**Data entries**
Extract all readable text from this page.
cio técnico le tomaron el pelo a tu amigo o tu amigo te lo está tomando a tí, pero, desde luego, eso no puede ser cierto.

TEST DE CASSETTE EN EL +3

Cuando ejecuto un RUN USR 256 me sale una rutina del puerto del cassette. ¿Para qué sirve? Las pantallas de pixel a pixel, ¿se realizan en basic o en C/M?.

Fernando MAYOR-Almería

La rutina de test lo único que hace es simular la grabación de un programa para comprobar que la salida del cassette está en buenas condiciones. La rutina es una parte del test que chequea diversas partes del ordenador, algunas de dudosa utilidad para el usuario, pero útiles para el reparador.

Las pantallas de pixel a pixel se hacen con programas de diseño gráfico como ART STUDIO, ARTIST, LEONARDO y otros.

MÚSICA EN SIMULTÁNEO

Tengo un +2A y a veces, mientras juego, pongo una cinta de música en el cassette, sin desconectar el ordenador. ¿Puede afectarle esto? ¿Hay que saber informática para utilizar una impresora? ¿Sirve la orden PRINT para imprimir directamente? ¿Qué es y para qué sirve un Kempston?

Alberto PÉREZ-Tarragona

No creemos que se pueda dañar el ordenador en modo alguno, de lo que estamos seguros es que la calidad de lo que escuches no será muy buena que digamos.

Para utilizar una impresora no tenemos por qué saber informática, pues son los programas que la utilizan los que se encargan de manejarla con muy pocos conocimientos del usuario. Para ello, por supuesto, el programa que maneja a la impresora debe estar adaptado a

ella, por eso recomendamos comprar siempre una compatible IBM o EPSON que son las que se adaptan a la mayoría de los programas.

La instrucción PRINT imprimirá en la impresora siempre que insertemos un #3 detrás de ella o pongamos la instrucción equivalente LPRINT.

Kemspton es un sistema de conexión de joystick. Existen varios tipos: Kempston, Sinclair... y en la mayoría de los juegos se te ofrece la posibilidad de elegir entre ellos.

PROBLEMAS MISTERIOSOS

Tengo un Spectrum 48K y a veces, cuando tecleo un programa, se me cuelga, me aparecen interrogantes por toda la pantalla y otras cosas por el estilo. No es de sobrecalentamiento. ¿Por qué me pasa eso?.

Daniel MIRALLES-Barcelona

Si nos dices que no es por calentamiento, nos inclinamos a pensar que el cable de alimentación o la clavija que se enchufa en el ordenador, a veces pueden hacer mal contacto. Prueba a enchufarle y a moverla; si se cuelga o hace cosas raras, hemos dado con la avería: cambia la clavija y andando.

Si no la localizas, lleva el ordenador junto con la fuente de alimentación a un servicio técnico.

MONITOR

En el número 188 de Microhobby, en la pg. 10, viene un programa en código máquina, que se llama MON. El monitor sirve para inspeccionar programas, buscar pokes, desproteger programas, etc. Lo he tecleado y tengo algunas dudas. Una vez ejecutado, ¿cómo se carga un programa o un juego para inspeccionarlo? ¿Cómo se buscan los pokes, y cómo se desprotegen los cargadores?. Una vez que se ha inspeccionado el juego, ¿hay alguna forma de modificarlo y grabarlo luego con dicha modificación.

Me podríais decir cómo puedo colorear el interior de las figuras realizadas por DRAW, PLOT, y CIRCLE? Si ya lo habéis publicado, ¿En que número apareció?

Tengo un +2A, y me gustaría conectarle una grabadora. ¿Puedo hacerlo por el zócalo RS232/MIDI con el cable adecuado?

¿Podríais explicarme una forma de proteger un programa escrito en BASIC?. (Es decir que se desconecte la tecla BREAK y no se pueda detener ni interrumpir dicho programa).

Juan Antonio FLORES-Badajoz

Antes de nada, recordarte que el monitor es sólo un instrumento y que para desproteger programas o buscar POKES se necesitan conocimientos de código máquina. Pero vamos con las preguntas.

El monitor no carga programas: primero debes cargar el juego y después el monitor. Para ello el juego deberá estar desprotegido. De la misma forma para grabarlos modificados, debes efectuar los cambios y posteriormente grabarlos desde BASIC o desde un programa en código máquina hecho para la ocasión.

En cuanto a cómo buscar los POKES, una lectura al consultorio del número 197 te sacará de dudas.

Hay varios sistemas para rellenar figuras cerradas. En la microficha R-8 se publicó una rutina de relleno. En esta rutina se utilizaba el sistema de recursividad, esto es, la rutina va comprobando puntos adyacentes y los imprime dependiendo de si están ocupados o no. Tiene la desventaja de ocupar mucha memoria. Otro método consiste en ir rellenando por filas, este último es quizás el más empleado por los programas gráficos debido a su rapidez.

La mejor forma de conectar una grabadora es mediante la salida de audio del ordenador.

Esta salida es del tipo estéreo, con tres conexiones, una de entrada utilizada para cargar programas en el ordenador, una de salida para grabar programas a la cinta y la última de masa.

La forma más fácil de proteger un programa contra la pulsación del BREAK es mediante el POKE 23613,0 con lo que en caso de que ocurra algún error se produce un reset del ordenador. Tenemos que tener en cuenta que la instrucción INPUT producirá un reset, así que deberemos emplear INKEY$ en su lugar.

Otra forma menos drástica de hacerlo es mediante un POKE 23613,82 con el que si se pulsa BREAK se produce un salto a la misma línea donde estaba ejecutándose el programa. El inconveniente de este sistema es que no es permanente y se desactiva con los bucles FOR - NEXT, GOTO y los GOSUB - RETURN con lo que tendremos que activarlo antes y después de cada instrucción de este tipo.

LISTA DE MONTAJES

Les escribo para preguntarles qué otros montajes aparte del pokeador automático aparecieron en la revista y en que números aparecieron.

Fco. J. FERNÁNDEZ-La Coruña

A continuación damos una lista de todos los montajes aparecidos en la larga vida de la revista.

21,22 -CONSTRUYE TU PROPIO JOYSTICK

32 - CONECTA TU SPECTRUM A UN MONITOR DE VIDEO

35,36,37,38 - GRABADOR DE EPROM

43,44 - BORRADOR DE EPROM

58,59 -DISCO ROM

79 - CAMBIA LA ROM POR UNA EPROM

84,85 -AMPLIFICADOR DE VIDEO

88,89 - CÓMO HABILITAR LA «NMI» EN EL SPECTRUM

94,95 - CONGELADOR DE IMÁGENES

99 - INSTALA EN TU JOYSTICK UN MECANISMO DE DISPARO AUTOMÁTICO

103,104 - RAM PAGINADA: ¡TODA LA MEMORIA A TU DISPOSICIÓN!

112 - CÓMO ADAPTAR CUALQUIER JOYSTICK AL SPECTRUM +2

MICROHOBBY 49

**WORK INSTRUCTIONS**
Exactly as they appear, restate all of the entries.

**EXPECTED ANSWER**
Extract all readable text from this page.
cio técnico le tomaron el pelo a tu amigo o tu amigo te lo está tomando a tí, pero, desde luego, eso no puede ser cierto.

TEST DE CASSETTE EN EL +3

Cuando ejecuto un RUN USR 256 me sale una rutina del puerto del cassette. ¿Para qué sirve? Las pantallas de pixel a pixel, ¿se realizan en basic o en C/M?.

Fernando MAYOR-Almería

La rutina de test lo único que hace es simular la grabación de un programa para comprobar que la salida del cassette está en buenas condiciones. La rutina es una parte del test que chequea diversas partes del ordenador, algunas de dudosa utilidad para el usuario, pero útiles para el reparador.

Las pantallas de pixel a pixel se hacen con programas de diseño gráfico como ART STUDIO, ARTIST, LEONARDO y otros.

MÚSICA EN SIMULTÁNEO

Tengo un +2A y a veces, mientras juego, pongo una cinta de música en el cassette, sin desconectar el ordenador. ¿Puede afectarle esto? ¿Hay que saber informática para utilizar una impresora? ¿Sirve la orden PRINT para imprimir directamente? ¿Qué es y para qué sirve un Kempston?

Alberto PÉREZ-Tarragona

No creemos que se pueda dañar el ordenador en modo alguno, de lo que estamos seguros es que la calidad de lo que escuches no será muy buena que digamos.

Para utilizar una impresora no tenemos por qué saber informática, pues son los programas que la utilizan los que se encargan de manejarla con muy pocos conocimientos del usuario. Para ello, por supuesto, el programa que maneja a la impresora debe estar adaptado a

ella, por eso recomendamos comprar siempre una compatible IBM o EPSON que son las que se adaptan a la mayoría de los programas.

La instrucción PRINT imprimirá en la impresora siempre que insertemos un #3 detrás de ella o pongamos la instrucción equivalente LPRINT.

Kemspton es un sistema de conexión de joystick. Existen varios tipos: Kempston, Sinclair... y en la mayoría de los juegos se te ofrece la posibilidad de elegir entre ellos.

PROBLEMAS MISTERIOSOS

Tengo un Spectrum 48K y a veces, cuando tecleo un programa, se me cuelga, me aparecen interrogantes por toda la pantalla y otras cosas por el estilo. No es de sobrecalentamiento. ¿Por qué me pasa eso?.

Daniel MIRALLES-Barcelona

Si nos dices que no es por calentamiento, nos inclinamos a pensar que el cable de alimentación o la clavija que se enchufa en el ordenador, a veces pueden hacer mal contacto. Prueba a enchufarle y a moverla; si se cuelga o hace cosas raras, hemos dado con la avería: cambia la clavija y andando.

Si no la localizas, lleva el ordenador junto con la fuente de alimentación a un servicio técnico.

MONITOR

En el número 188 de Microhobby, en la pg. 10, viene un programa en código máquina, que se llama MON. El monitor sirve para inspeccionar programas, buscar pokes, desproteger programas, etc. Lo he tecleado y tengo algunas dudas. Una vez ejecutado, ¿cómo se carga un programa o un juego para inspeccionarlo? ¿Cómo se buscan los pokes, y cómo se desprotegen los cargadores?. Una vez que se ha inspeccionado el juego, ¿hay alguna forma de modificarlo y grabarlo luego con dicha modificación.

Me podríais decir cómo puedo colorear el interior de las figuras realizadas por DRAW, PLOT, y CIRCLE? Si ya lo habéis publicado, ¿En que número apareció?

Tengo un +2A, y me gustaría conectarle una grabadora. ¿Puedo hacerlo por el zócalo RS232/MIDI con el cable adecuado?

¿Podríais explicarme una forma de proteger un programa escrito en BASIC?. (Es decir que se desconecte la tecla BREAK y no se pueda detener ni interrumpir dicho programa).

Juan Antonio FLORES-Badajoz

Antes de nada, recordarte que el monitor es sólo un instrumento y que para desproteger programas o buscar POKES se necesitan conocimientos de código máquina. Pero vamos con las preguntas.

El monitor no carga programas: primero debes cargar el juego y después el monitor. Para ello el juego deberá estar desprotegido. De la misma forma para grabarlos modificados, debes efectuar los cambios y posteriormente grabarlos desde BASIC o desde un programa en código máquina hecho para la ocasión.

En cuanto a cómo buscar los POKES, una lectura al consultorio del número 197 te sacará de dudas.

Hay varios sistemas para rellenar figuras cerradas. En la microficha R-8 se publicó una rutina de relleno. En esta rutina se utilizaba el sistema de recursividad, esto es, la rutina va comprobando puntos adyacentes y los imprime dependiendo de si están ocupados o no. Tiene la desventaja de ocupar mucha memoria. Otro método consiste en ir rellenando por filas, este último es quizás el más empleado por los programas gráficos debido a su rapidez.

La mejor forma de conectar una grabadora es mediante la salida de audio del ordenador.

Esta salida es del tipo estéreo, con tres conexiones, una de entrada utilizada para cargar programas en el ordenador, una de salida para grabar programas a la cinta y la última de masa.

La forma más fácil de proteger un programa contra la pulsación del BREAK es mediante el POKE 23613,0 con lo que en caso de que ocurra algún error se produce un reset del ordenador. Tenemos que tener en cuenta que la instrucción INPUT producirá un reset, así que deberemos emplear INKEY$ en su lugar.

Otra forma menos drástica de hacerlo es mediante un POKE 23613,82 con el que si se pulsa BREAK se produce un salto a la misma línea donde estaba ejecutándose el programa. El inconveniente de este sistema es que no es permanente y se desactiva con los bucles FOR - NEXT, GOTO y los GOSUB - RETURN con lo que tendremos que activarlo antes y después de cada instrucción de este tipo.

LISTA DE MONTAJES

Les escribo para preguntarles qué otros montajes aparte del pokeador automático aparecieron en la revista y en que números aparecieron.

Fco. J. FERNÁNDEZ-La Coruña

A continuación damos una lista de todos los montajes aparecidos en la larga vida de la revista.

21,22 -CONSTRUYE TU PROPIO JOYSTICK

32 - CONECTA TU SPECTRUM A UN MONITOR DE VIDEO

35,36,37,38 - GRABADOR DE EPROM

43,44 - BORRADOR DE EPROM

58,59 -DISCO ROM

79 - CAMBIA LA ROM POR UNA EPROM

84,85 -AMPLIFICADOR DE VIDEO

88,89 - CÓMO HABILITAR LA «NMI» EN EL SPECTRUM

94,95 - CONGELADOR DE IMÁGENES

99 - INSTALA EN TU JOYSTICK UN MECANISMO DE DISPARO AUTOMÁTICO

103,104 - RAM PAGINADA: ¡TODA LA MEMORIA A TU DISPOSICIÓN!

112 - CÓMO ADAPTAR CUALQUIER JOYSTICK AL SPECTRUM +2

MICROHOBBY 49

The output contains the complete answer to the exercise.